Challenge: Reproduce verbatim the lines from the one containing "orb-range-label-1: ORB: [98, 705, 123, 754]" up to and including the one containing "bearish-candle: [682, 557, 713, 671]".

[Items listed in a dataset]
+ + +
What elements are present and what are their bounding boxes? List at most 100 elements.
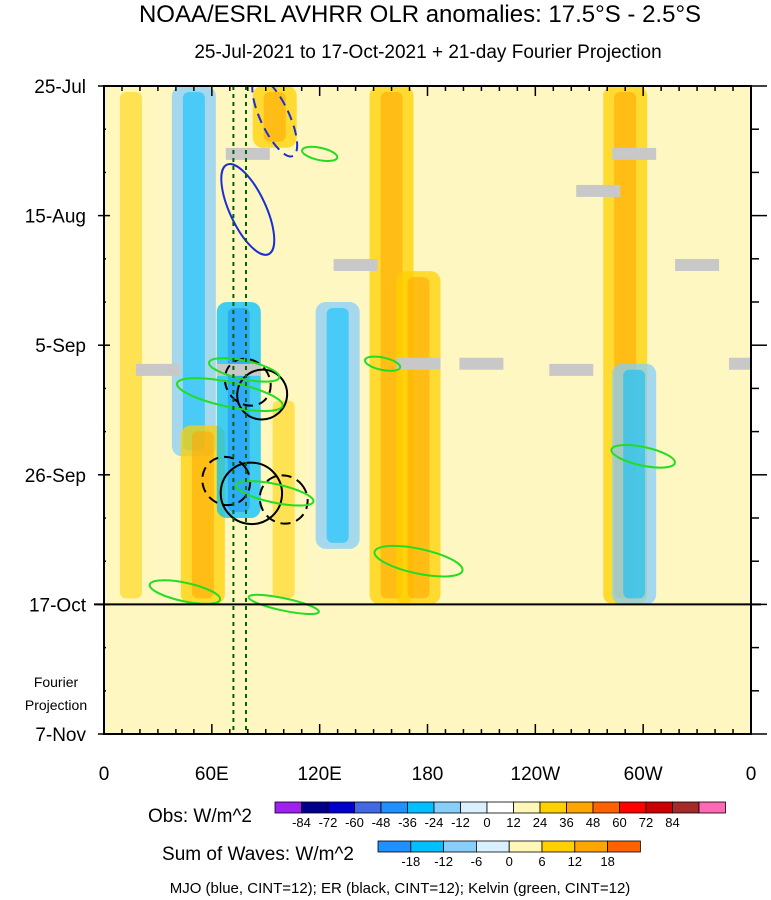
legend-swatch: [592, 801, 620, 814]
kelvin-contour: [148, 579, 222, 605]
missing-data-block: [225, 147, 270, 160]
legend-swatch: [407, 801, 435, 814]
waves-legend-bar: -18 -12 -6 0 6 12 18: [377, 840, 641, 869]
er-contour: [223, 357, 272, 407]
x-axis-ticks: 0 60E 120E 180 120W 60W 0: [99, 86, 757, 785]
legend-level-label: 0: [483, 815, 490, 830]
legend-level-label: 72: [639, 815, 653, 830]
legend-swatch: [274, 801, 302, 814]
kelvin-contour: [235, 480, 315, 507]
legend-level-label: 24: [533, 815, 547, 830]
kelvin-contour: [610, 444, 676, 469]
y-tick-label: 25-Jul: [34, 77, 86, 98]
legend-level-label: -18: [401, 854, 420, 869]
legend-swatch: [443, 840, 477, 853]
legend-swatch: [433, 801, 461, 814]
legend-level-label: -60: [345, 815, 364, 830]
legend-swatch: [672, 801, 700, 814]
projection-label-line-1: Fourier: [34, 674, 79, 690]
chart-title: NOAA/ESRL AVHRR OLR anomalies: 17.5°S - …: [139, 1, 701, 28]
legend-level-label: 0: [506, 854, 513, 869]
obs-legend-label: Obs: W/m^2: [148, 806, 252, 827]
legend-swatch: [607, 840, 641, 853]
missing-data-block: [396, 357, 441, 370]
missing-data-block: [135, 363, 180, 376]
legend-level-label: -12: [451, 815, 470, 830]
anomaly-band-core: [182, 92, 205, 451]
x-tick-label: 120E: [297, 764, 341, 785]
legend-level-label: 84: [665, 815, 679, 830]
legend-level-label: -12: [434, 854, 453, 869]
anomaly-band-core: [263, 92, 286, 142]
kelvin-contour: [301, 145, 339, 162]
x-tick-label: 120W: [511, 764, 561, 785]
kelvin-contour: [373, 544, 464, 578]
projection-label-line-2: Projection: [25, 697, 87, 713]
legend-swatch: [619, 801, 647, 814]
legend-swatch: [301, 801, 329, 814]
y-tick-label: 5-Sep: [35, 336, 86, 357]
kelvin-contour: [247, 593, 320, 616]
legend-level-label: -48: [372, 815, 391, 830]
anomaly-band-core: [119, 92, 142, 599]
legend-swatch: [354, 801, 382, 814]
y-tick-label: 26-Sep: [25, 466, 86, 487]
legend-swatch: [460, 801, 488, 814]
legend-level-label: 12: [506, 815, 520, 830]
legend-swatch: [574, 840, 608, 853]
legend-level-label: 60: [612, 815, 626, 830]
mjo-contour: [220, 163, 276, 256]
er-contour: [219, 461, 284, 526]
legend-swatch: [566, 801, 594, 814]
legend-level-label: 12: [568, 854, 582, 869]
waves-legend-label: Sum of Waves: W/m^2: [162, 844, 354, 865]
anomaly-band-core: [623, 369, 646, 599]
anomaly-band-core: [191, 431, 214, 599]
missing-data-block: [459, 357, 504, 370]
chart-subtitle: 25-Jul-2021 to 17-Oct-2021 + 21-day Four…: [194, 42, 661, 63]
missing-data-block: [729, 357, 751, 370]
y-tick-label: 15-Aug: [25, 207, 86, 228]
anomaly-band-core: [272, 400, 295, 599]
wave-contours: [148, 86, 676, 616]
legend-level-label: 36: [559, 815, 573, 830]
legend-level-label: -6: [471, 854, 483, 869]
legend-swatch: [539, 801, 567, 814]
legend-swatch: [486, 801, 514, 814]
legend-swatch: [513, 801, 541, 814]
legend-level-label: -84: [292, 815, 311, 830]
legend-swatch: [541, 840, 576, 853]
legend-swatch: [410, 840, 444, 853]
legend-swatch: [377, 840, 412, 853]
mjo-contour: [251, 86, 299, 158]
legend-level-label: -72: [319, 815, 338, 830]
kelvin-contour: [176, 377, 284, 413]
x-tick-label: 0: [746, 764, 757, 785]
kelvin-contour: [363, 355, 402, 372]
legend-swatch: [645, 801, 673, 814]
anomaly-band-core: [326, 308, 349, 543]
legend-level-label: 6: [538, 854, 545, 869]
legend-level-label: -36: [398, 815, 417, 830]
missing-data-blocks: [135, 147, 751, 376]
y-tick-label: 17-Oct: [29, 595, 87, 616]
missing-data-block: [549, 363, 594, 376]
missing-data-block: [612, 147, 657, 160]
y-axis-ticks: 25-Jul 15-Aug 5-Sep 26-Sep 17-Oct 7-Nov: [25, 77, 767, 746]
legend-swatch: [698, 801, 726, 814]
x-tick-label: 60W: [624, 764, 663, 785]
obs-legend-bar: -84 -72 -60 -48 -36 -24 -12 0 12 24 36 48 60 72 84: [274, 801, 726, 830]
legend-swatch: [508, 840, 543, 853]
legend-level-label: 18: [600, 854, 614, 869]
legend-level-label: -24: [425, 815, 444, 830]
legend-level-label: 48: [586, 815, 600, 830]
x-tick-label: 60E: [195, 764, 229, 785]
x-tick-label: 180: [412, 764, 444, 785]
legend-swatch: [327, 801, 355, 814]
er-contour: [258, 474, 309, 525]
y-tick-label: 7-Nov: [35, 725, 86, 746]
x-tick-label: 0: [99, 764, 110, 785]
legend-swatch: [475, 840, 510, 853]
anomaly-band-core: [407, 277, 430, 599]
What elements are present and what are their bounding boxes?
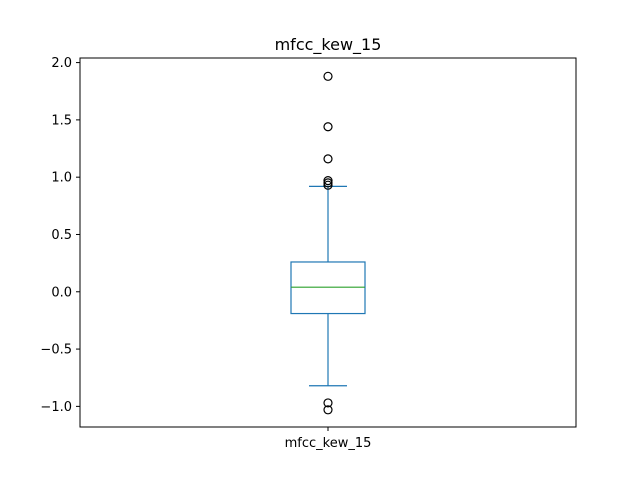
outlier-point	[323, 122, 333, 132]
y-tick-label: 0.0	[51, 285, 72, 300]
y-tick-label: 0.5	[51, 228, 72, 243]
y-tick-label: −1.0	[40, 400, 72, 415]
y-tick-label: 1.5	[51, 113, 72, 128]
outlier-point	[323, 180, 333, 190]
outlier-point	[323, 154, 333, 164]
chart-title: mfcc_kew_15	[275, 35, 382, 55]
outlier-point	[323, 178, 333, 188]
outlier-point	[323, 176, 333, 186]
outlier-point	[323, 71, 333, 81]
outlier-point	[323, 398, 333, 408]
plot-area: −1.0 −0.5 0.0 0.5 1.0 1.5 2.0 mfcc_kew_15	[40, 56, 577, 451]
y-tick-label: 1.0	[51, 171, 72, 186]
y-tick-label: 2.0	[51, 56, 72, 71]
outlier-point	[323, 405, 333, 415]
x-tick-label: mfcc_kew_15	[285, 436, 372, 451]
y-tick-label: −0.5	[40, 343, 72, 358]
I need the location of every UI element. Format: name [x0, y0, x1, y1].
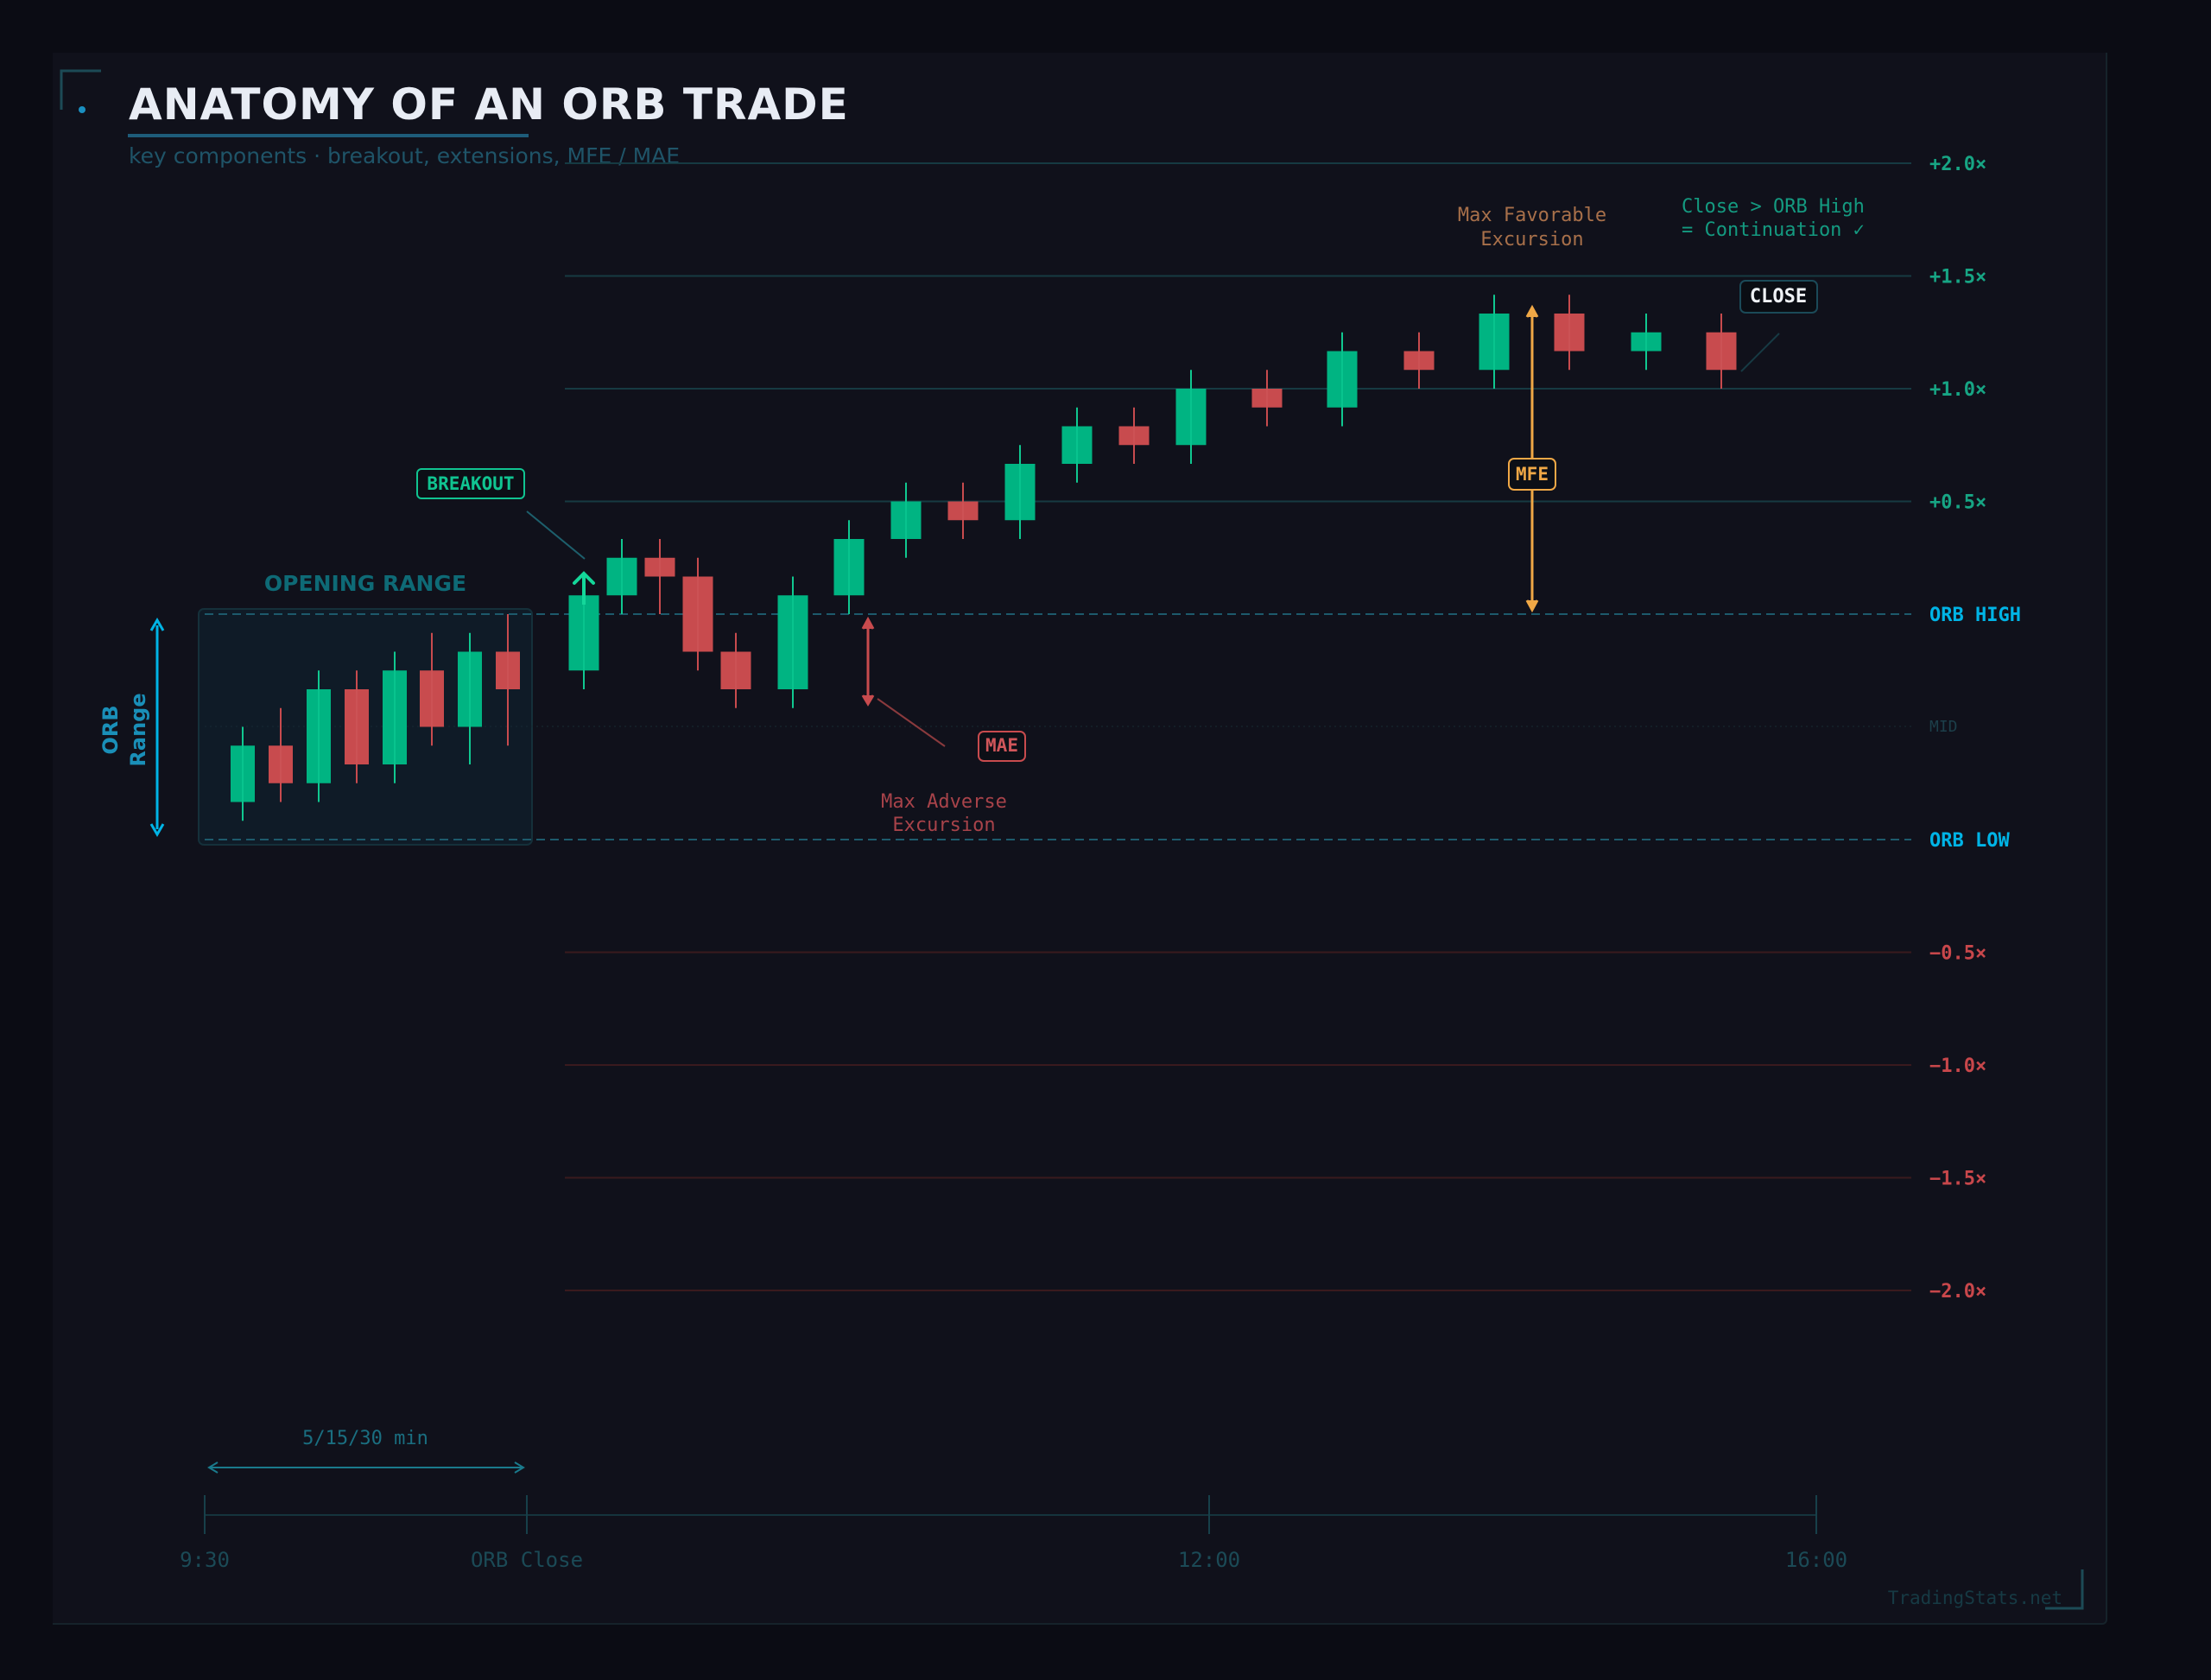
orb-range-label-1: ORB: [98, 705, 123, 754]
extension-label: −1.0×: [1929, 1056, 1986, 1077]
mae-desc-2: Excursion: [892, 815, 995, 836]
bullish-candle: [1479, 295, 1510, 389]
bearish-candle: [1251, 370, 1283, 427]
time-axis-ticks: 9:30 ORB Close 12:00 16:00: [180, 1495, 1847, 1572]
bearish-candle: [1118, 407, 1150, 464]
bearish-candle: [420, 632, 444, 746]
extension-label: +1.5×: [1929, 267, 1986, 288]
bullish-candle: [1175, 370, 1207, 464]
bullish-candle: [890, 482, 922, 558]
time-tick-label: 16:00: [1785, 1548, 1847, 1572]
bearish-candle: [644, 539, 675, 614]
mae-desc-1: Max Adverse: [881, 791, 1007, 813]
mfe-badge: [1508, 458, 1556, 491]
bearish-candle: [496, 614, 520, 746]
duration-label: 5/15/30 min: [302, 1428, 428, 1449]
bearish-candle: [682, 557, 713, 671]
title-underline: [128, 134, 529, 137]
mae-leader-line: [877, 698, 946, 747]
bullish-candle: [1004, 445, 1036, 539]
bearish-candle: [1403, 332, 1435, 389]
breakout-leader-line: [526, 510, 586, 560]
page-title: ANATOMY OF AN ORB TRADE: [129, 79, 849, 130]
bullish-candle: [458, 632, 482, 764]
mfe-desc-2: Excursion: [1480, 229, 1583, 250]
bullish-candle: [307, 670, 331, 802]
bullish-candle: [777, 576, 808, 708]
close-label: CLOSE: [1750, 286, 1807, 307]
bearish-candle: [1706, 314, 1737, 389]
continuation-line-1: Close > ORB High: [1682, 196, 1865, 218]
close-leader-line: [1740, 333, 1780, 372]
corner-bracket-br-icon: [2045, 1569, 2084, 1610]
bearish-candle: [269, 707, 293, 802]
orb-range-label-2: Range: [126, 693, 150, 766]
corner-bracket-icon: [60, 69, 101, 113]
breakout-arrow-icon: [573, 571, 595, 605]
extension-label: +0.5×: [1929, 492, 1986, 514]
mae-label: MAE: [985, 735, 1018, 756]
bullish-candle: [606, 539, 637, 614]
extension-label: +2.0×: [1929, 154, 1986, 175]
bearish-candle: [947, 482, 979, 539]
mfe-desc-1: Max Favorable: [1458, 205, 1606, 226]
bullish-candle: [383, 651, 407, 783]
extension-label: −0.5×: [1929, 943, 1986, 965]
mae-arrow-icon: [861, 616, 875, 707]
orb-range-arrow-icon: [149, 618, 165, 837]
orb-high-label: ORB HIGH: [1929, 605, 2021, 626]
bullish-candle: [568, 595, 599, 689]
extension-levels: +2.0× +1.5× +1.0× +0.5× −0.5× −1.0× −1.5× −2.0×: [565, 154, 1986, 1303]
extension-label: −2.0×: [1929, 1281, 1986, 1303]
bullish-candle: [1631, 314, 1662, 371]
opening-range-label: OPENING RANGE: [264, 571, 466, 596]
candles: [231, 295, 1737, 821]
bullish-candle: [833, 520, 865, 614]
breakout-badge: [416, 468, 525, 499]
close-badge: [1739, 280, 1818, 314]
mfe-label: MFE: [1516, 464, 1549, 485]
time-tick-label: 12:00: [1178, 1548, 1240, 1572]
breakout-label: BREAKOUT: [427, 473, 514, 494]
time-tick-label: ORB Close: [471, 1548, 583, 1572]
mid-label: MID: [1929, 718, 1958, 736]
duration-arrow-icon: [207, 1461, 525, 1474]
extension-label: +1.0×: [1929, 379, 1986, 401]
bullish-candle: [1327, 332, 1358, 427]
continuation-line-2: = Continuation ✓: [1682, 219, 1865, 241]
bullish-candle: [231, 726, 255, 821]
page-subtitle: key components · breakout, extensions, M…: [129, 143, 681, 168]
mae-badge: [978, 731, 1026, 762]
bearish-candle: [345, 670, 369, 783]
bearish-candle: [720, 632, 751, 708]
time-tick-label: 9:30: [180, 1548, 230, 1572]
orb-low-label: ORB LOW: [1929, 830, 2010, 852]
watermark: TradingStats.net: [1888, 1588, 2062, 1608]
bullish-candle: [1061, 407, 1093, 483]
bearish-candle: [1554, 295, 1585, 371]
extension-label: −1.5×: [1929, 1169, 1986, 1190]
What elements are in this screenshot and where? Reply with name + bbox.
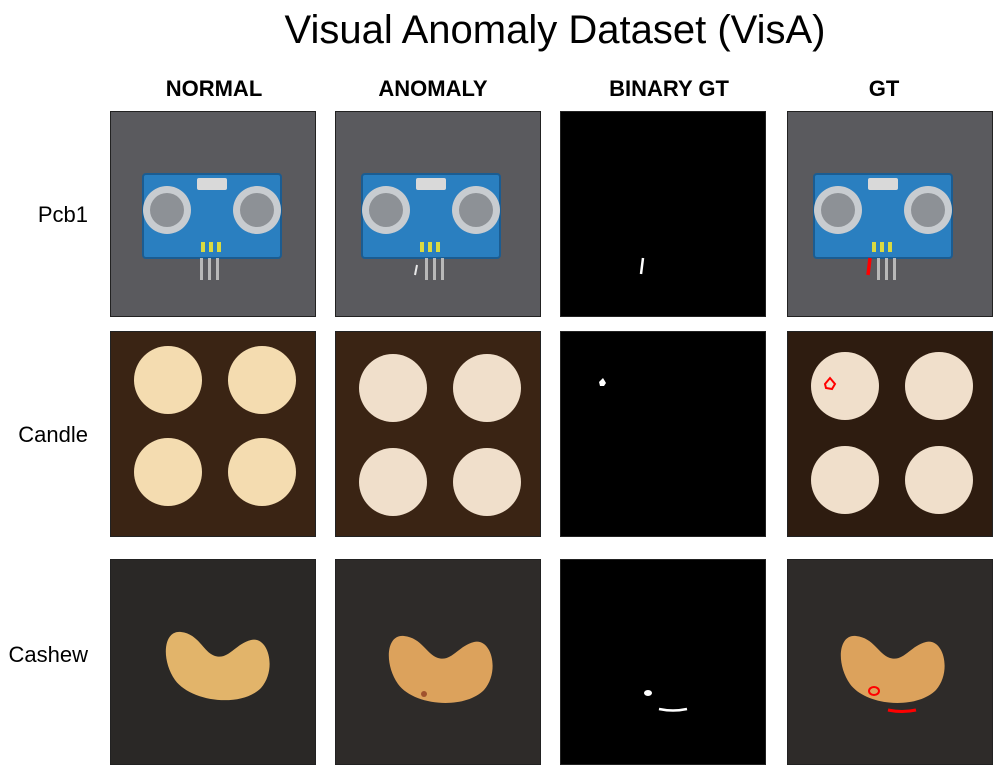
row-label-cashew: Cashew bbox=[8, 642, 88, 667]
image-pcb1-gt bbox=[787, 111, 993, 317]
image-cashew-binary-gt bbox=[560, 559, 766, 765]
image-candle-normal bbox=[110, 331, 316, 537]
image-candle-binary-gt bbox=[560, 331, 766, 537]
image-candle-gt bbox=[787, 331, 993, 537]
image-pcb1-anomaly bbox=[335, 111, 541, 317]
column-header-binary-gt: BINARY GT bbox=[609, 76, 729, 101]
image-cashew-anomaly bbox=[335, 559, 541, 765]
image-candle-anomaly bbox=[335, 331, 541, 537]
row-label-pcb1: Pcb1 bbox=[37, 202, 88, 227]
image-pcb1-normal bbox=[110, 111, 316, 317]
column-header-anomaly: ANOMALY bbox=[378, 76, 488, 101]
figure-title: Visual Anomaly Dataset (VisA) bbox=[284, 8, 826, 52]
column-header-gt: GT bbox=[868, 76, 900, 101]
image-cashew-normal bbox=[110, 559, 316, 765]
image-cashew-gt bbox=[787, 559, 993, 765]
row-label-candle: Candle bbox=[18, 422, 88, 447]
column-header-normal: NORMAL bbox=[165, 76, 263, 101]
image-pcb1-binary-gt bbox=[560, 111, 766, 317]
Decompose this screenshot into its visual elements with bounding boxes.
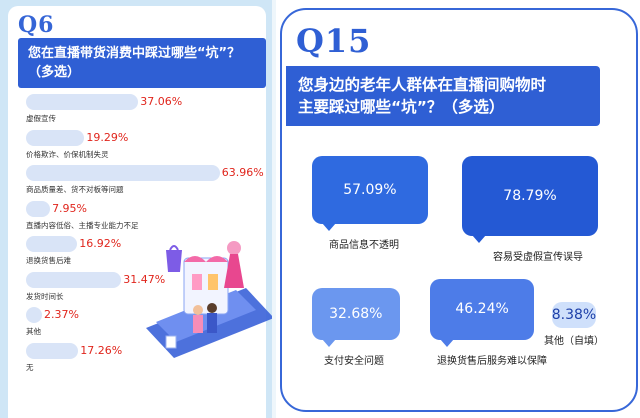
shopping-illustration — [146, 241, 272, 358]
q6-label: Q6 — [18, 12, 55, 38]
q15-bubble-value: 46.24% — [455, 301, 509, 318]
+ + +
Output for this exercise:
orb-range-label-1: ORB: [98, 705, 123, 754]
extension-label: −1.0×: [1929, 1056, 1986, 1077]
mae-desc-2: Excursion: [892, 815, 995, 836]
bullish-candle: [1479, 295, 1510, 389]
bearish-candle: [1251, 370, 1283, 427]
time-axis-ticks: 9:30 ORB Close 12:00 16:00: [180, 1495, 1847, 1572]
bearish-candle: [1118, 407, 1150, 464]
bearish-candle: [420, 632, 444, 746]
extension-label: +1.5×: [1929, 267, 1986, 288]
bullish-candle: [1175, 370, 1207, 464]
bullish-candle: [890, 482, 922, 558]
time-tick-label: 16:00: [1785, 1548, 1847, 1572]
bearish-candle: [644, 539, 675, 614]
mae-desc-1: Max Adverse: [881, 791, 1007, 813]
mfe-badge: [1508, 458, 1556, 491]
bearish-candle: [496, 614, 520, 746]
duration-label: 5/15/30 min: [302, 1428, 428, 1449]
bearish-candle: [682, 557, 713, 671]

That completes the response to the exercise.